**Task to complete:**
Go through the listing beneath this task and return every line that carries the string "username".

**Collected data entries:**
<<<<

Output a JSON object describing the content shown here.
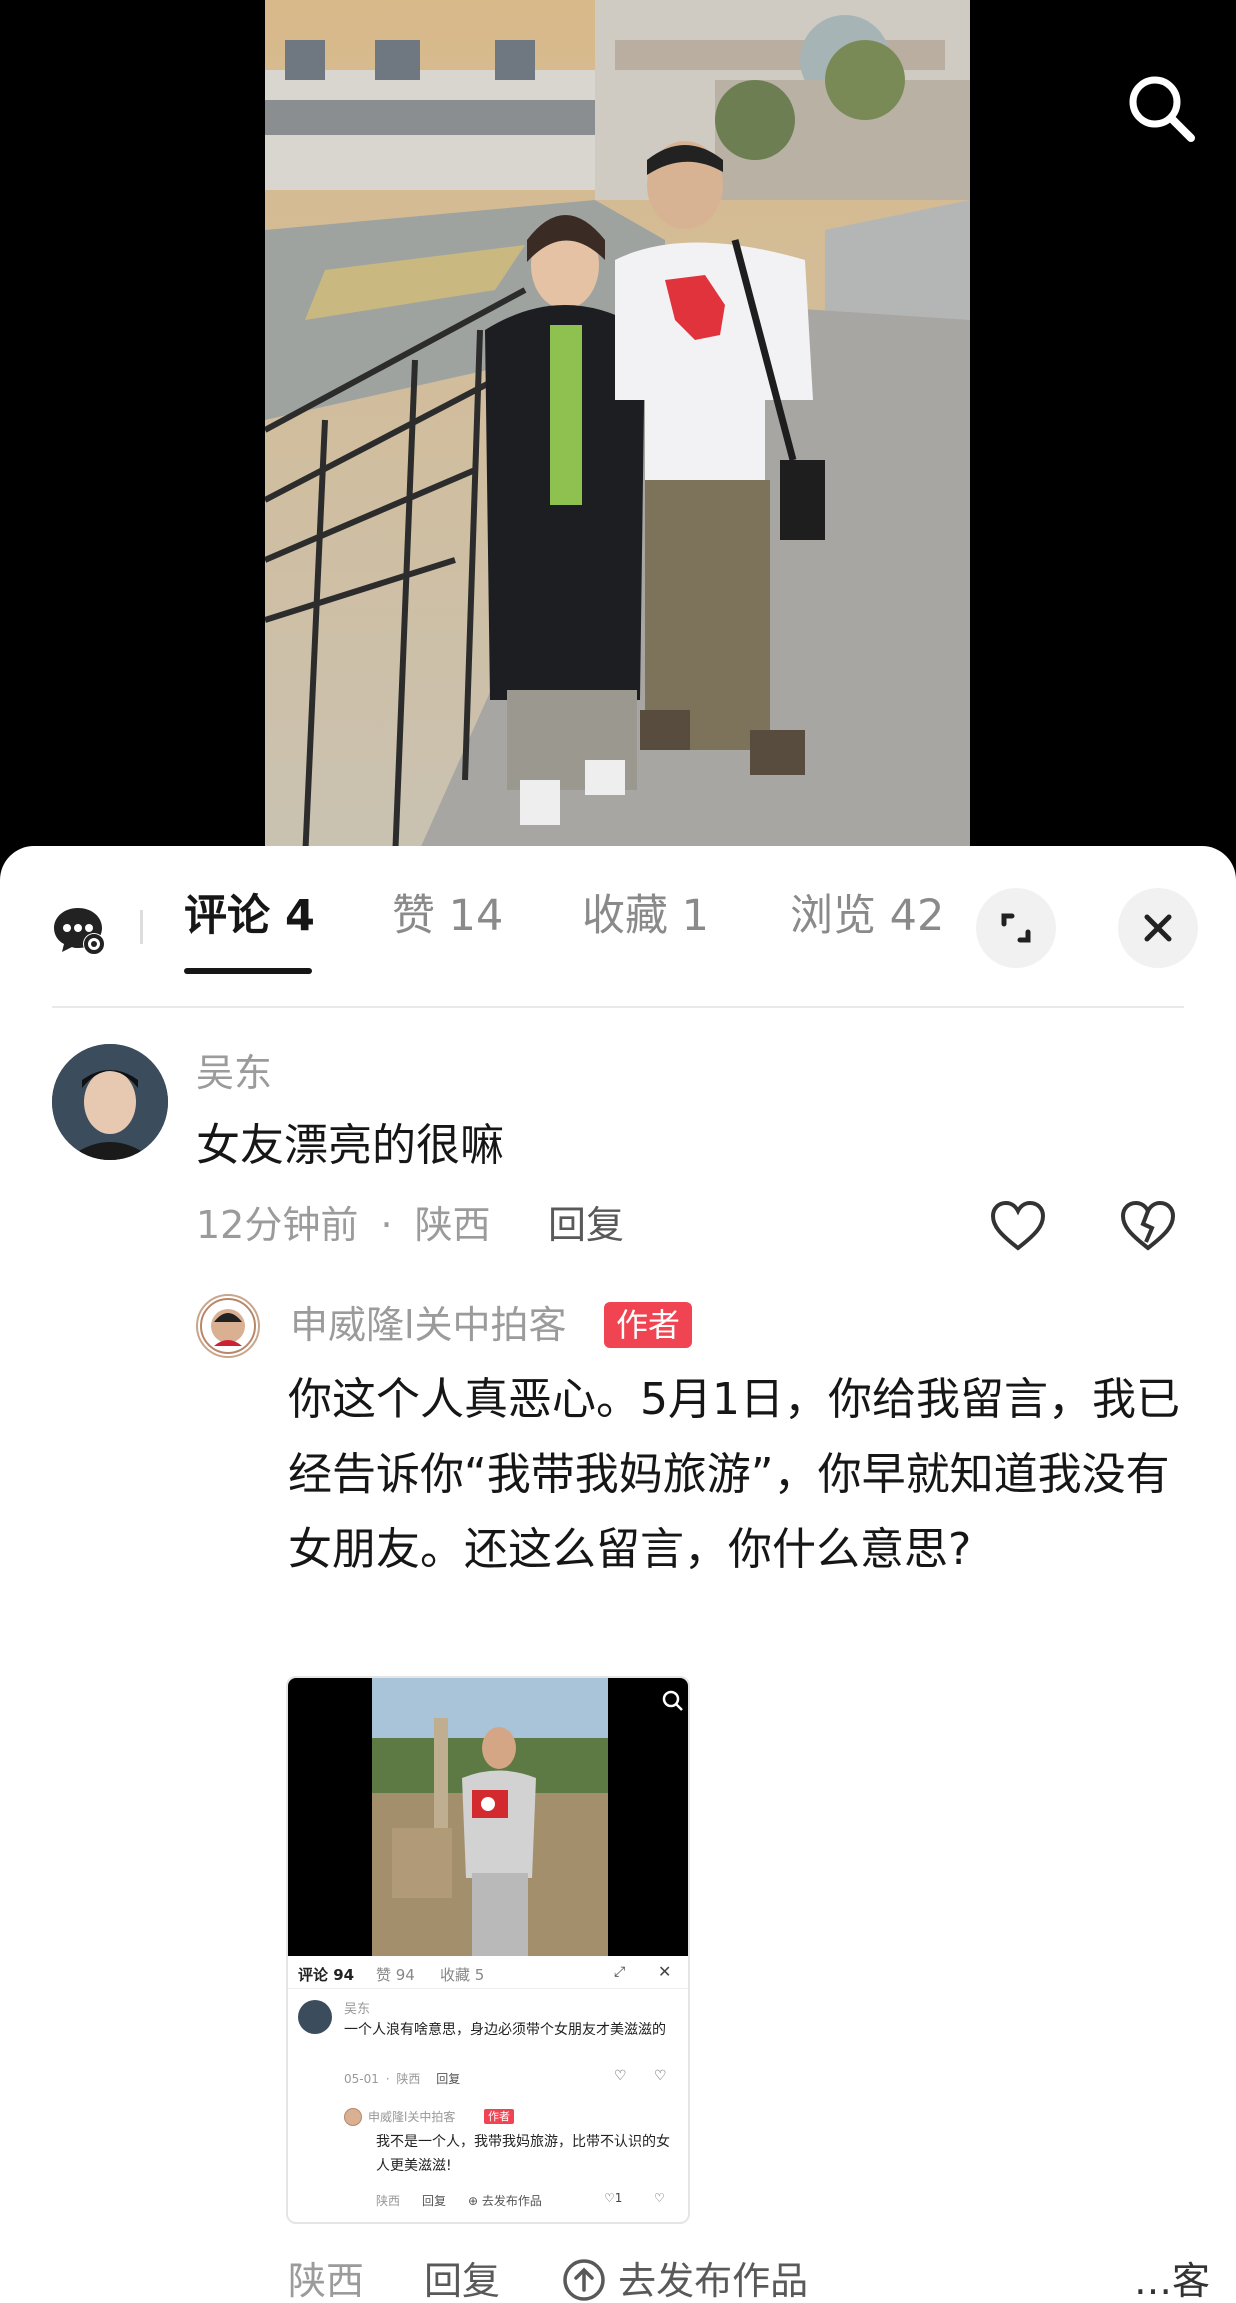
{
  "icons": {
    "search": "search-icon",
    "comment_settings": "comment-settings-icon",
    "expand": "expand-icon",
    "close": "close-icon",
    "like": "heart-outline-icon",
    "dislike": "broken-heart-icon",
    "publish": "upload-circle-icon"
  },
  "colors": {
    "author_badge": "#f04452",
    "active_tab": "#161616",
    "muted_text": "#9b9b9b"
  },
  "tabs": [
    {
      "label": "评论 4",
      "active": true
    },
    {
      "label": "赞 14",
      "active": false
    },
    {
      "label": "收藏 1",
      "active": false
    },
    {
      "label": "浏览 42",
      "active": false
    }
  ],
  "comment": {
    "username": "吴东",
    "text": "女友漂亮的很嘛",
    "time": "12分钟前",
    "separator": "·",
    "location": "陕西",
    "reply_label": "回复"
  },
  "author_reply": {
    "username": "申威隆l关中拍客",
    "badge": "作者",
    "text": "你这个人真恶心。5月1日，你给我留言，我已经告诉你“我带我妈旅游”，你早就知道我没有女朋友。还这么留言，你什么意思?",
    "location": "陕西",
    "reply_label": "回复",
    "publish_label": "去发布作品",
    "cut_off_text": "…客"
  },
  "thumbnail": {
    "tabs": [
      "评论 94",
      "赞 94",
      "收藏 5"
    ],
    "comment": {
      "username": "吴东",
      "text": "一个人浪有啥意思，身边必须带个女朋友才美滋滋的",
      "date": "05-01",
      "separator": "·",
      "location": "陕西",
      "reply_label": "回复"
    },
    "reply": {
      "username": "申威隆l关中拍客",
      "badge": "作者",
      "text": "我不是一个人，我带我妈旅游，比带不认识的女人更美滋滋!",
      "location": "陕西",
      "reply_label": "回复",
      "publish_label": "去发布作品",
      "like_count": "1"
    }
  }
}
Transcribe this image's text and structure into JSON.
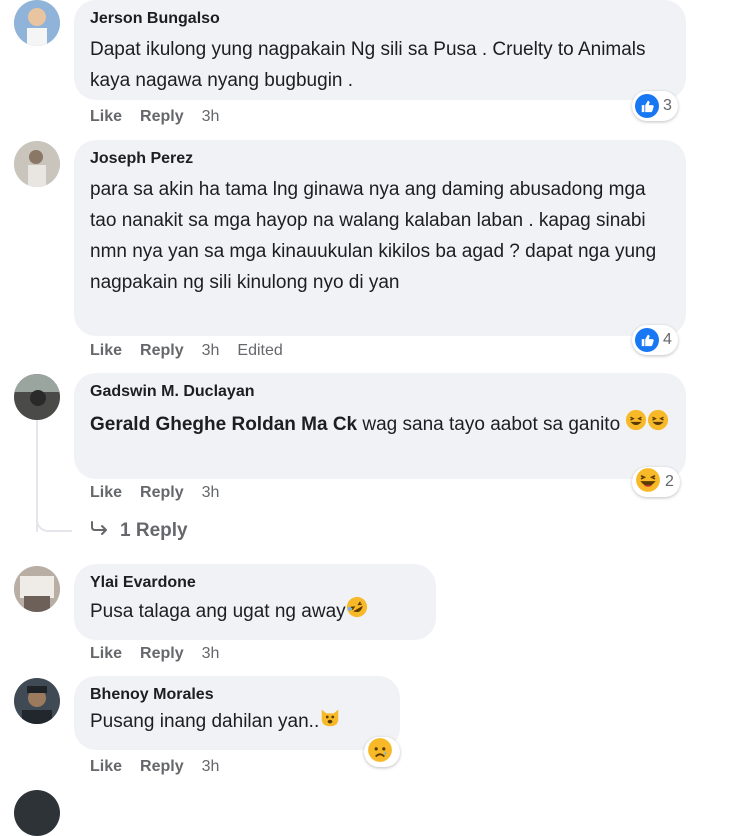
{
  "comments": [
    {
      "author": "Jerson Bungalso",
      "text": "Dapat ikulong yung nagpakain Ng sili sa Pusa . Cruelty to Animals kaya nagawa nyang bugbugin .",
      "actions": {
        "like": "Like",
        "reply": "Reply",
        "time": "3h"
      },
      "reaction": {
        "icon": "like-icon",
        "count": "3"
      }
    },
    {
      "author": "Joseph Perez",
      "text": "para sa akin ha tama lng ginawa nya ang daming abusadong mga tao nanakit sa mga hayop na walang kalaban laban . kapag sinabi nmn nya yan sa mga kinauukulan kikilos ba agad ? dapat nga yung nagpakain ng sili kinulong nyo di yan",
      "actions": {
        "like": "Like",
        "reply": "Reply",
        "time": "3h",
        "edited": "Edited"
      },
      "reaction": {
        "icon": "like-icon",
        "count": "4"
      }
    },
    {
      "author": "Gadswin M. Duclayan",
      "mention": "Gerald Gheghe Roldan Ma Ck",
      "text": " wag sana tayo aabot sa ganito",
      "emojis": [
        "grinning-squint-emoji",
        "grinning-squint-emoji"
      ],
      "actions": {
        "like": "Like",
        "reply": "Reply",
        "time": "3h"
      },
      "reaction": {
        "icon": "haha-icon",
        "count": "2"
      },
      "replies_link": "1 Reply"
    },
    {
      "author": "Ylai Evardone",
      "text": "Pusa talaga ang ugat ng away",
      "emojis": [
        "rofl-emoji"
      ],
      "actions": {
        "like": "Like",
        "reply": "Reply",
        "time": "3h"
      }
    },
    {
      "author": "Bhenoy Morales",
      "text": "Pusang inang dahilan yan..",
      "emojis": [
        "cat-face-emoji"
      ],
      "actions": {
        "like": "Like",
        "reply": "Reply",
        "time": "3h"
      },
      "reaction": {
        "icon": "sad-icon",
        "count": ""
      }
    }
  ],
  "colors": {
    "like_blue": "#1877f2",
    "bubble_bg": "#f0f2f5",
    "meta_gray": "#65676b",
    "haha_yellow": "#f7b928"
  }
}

>>>>

**Problem solution:**
    "username": "吴东",
    "username": "申威隆l关中拍客",
      "username": "吴东",
      "username": "申威隆l关中拍客",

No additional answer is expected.